→ **EXERCISE AIM**:
Answer with one number: how many lines have "Configuring".

→ **ENTRIES SUPPLIED**:
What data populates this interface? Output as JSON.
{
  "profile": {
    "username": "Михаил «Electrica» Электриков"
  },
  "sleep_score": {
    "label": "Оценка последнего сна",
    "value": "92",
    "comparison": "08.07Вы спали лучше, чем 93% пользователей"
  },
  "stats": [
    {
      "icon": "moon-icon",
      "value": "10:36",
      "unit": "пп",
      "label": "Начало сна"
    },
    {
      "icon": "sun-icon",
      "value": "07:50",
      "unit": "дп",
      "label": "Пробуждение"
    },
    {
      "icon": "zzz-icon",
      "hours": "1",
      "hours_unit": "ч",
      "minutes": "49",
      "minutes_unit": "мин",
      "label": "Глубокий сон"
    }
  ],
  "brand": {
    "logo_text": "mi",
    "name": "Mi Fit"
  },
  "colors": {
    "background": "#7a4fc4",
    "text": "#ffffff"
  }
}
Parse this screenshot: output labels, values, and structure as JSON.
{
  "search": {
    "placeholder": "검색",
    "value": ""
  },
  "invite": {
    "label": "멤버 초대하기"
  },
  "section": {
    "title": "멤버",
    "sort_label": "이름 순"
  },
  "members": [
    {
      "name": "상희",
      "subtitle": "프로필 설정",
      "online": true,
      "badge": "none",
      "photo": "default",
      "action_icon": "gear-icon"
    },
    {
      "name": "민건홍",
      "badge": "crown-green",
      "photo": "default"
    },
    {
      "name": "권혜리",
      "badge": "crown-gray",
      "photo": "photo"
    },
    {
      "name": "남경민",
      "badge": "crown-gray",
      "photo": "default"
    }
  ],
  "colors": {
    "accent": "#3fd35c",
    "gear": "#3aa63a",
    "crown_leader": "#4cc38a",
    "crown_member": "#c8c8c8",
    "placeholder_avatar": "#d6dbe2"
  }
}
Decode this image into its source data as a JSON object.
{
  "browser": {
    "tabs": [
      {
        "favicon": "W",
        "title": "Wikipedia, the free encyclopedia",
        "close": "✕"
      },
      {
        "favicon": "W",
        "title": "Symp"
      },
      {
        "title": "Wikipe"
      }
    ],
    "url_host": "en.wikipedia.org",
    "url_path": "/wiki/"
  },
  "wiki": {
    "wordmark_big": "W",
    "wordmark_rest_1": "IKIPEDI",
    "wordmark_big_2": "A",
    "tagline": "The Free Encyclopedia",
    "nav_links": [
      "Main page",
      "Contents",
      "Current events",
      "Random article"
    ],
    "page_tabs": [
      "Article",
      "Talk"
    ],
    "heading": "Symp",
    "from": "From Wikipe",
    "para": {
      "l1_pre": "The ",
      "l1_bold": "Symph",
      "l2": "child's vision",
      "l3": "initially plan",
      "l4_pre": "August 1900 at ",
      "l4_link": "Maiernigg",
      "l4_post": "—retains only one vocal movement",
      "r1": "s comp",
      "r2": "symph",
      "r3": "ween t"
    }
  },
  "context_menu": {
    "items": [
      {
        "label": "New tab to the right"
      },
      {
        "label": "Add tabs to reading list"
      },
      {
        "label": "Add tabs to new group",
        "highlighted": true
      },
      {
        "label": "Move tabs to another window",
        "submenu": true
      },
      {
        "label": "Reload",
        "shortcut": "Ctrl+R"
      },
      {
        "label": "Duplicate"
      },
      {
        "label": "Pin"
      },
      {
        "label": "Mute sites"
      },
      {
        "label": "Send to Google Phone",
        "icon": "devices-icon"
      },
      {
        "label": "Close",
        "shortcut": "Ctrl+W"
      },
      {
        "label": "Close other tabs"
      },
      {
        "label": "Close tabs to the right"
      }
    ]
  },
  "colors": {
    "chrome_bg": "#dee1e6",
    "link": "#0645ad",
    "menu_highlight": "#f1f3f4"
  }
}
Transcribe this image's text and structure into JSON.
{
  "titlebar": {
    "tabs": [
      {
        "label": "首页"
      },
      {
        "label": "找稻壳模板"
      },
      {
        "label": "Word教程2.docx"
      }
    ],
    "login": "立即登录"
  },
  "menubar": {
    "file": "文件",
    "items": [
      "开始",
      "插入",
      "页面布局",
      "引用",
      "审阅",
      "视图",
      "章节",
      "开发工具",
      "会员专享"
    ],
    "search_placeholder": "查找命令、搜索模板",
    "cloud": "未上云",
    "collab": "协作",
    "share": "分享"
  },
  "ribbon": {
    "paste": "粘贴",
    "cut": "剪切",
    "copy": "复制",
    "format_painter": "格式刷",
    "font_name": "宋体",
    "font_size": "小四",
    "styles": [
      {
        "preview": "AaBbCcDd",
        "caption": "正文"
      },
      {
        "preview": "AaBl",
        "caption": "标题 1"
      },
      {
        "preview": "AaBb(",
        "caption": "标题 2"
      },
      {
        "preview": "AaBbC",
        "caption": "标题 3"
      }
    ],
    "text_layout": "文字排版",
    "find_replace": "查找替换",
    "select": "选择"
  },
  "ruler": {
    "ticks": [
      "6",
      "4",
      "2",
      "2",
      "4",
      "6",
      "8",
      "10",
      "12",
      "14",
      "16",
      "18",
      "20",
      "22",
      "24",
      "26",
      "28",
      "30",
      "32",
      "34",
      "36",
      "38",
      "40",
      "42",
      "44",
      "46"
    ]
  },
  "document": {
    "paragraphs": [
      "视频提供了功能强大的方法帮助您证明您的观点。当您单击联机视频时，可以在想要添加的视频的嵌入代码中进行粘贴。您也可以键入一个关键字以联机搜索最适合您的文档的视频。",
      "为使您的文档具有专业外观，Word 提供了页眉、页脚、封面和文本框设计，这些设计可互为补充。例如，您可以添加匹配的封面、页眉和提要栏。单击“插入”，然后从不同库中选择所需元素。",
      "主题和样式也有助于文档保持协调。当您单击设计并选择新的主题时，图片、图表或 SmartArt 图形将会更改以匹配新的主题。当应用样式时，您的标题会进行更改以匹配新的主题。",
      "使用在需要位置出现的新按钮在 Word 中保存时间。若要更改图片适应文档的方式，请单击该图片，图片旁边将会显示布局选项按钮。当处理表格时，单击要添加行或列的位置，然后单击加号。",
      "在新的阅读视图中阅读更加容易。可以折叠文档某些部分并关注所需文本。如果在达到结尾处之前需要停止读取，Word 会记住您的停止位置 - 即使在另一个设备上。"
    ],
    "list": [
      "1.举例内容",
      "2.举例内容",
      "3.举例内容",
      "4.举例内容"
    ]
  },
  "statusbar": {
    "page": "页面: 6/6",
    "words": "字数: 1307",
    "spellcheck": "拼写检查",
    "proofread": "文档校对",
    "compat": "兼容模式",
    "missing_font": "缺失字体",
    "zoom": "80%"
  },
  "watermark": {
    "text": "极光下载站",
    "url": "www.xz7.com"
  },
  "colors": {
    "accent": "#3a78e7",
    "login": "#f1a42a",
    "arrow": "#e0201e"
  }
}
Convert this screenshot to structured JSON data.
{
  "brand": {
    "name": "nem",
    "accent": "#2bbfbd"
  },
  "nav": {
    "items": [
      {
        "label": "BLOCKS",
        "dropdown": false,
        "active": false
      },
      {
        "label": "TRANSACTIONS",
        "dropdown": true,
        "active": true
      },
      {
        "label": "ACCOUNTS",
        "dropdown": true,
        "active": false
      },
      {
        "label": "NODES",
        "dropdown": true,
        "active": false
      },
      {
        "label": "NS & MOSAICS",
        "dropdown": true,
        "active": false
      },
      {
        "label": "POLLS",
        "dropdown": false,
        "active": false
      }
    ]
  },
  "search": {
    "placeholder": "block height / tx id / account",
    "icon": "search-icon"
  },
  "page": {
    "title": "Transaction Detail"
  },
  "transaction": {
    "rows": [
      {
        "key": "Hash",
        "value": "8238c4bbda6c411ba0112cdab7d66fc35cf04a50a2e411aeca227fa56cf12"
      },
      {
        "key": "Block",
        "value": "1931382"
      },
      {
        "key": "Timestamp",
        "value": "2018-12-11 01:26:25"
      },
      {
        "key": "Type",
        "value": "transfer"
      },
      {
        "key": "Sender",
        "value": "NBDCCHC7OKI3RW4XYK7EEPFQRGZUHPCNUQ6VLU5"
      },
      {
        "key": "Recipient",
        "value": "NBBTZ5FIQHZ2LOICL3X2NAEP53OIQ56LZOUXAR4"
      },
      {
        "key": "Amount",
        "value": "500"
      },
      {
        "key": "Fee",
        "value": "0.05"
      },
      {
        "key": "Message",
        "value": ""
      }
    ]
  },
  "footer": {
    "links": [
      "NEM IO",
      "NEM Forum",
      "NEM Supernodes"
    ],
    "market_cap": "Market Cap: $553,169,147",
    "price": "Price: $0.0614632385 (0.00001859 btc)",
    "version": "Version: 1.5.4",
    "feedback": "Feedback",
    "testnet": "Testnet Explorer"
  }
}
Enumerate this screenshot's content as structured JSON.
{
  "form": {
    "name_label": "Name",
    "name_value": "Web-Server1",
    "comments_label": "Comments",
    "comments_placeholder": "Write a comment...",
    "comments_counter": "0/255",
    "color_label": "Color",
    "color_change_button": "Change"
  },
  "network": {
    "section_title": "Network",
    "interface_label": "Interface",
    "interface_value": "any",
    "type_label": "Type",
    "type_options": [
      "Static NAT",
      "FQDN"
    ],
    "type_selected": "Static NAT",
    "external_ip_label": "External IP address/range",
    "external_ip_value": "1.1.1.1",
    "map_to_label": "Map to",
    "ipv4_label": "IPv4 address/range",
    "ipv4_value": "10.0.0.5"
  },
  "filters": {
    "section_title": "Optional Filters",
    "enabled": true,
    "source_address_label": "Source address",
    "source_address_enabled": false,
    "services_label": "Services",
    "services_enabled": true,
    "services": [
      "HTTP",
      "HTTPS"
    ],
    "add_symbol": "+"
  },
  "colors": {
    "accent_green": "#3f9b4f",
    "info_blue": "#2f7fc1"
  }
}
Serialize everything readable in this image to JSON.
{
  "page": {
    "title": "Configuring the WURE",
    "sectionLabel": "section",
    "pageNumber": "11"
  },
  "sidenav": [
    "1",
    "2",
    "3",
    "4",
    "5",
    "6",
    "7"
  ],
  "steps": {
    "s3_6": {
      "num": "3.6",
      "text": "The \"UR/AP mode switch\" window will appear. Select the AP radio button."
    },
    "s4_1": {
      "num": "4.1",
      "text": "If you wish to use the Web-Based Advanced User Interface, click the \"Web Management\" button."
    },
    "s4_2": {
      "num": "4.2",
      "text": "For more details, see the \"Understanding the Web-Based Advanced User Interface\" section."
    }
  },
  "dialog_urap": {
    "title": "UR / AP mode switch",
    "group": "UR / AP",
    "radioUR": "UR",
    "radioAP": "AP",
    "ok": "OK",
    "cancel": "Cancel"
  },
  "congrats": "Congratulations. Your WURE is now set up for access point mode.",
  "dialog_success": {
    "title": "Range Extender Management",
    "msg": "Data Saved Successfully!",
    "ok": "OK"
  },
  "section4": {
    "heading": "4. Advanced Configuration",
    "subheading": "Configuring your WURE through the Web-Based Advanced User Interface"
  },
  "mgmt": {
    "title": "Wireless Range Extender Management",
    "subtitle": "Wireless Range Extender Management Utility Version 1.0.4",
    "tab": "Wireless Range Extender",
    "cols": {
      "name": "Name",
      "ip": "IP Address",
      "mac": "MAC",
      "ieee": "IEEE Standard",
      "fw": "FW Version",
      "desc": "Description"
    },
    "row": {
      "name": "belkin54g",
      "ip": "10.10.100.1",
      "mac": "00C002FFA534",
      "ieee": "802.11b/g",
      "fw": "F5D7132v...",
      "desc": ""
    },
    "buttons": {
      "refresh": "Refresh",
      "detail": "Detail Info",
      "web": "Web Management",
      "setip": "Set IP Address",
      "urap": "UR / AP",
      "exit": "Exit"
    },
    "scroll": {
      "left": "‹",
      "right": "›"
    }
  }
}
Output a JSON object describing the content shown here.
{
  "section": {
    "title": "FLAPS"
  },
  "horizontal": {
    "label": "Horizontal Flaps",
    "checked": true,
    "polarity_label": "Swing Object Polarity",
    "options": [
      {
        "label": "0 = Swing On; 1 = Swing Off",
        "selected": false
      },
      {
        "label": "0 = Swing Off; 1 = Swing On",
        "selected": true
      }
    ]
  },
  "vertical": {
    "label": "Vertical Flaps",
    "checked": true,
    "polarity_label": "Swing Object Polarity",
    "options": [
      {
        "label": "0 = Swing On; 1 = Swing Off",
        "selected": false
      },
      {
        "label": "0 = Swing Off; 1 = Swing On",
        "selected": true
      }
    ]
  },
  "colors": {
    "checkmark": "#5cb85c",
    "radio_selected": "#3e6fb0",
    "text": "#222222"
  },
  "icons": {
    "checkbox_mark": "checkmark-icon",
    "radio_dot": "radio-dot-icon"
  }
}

→ **FULL SOLUTION**:
2